GIVEN PROBLEM:
Collect every line in the records below that contains the word "Департамента".

DATASET ROWS:
+-------+
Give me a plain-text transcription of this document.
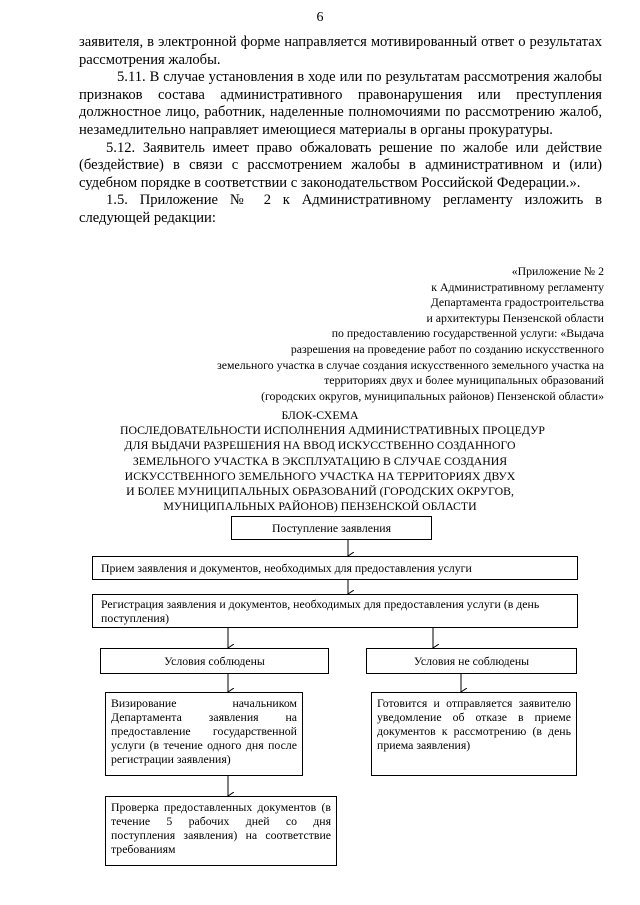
6

заявителя, в электронной форме направляется мотивированный ответ о результатах рассмотрения жалобы.

5.11. В случае установления в ходе или по результатам рассмотрения жалобы признаков состава административного правонарушения или преступления должностное лицо, работник, наделенные полномочиями по рассмотрению жалоб, незамедлительно направляет имеющиеся материалы в органы прокуратуры.

5.12. Заявитель имеет право обжаловать решение по жалобе или действие (бездействие) в связи с рассмотрением жалобы в административном и (или) судебном порядке в соответствии с законодательством Российской Федерации.».

1.5. Приложение № 2 к Административному регламенту изложить в следующей редакции:

«Приложение № 2
к Административному регламенту
Департамента градостроительства
и архитектуры Пензенской области
по предоставлению государственной услуги: «Выдача
разрешения на проведение работ по созданию искусственного
земельного участка в случае создания искусственного земельного участка на
территориях двух и более муниципальных образований
(городских округов, муниципальных районов) Пензенской области»
БЛОК-СХЕМА
ПОСЛЕДОВАТЕЛЬНОСТИ ИСПОЛНЕНИЯ АДМИНИСТРАТИВНЫХ ПРОЦЕДУР
ДЛЯ ВЫДАЧИ РАЗРЕШЕНИЯ НА ВВОД ИСКУССТВЕННО СОЗДАННОГО
ЗЕМЕЛЬНОГО УЧАСТКА В ЭКСПЛУАТАЦИЮ В СЛУЧАЕ СОЗДАНИЯ
ИСКУССТВЕННОГО ЗЕМЕЛЬНОГО УЧАСТКА НА ТЕРРИТОРИЯХ ДВУХ
И БОЛЕЕ МУНИЦИПАЛЬНЫХ ОБРАЗОВАНИЙ (ГОРОДСКИХ ОКРУГОВ,
МУНИЦИПАЛЬНЫХ РАЙОНОВ) ПЕНЗЕНСКОЙ ОБЛАСТИ
Поступление заявления
Прием заявления и документов, необходимых для предоставления услуги
Регистрация заявления и документов, необходимых для предоставления услуги (в день поступления)
Условия соблюдены	Условия не соблюдены
Визирование начальником Департамента заявления на предоставление государственной услуги (в течение одного дня после регистрации заявления)
Готовится и отправляется заявителю уведомление об отказе в приеме документов к рассмотрению (в день приема заявления)
Проверка предоставленных документов (в течение 5 рабочих дней со дня поступления заявления) на соответствие требованиям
+-------+
FINISHED ANSWER:
Департамента градостроительства
Визирование начальником Департамента заявления на предоставление государственной услуги (в течение одного дня после регистрации заявления)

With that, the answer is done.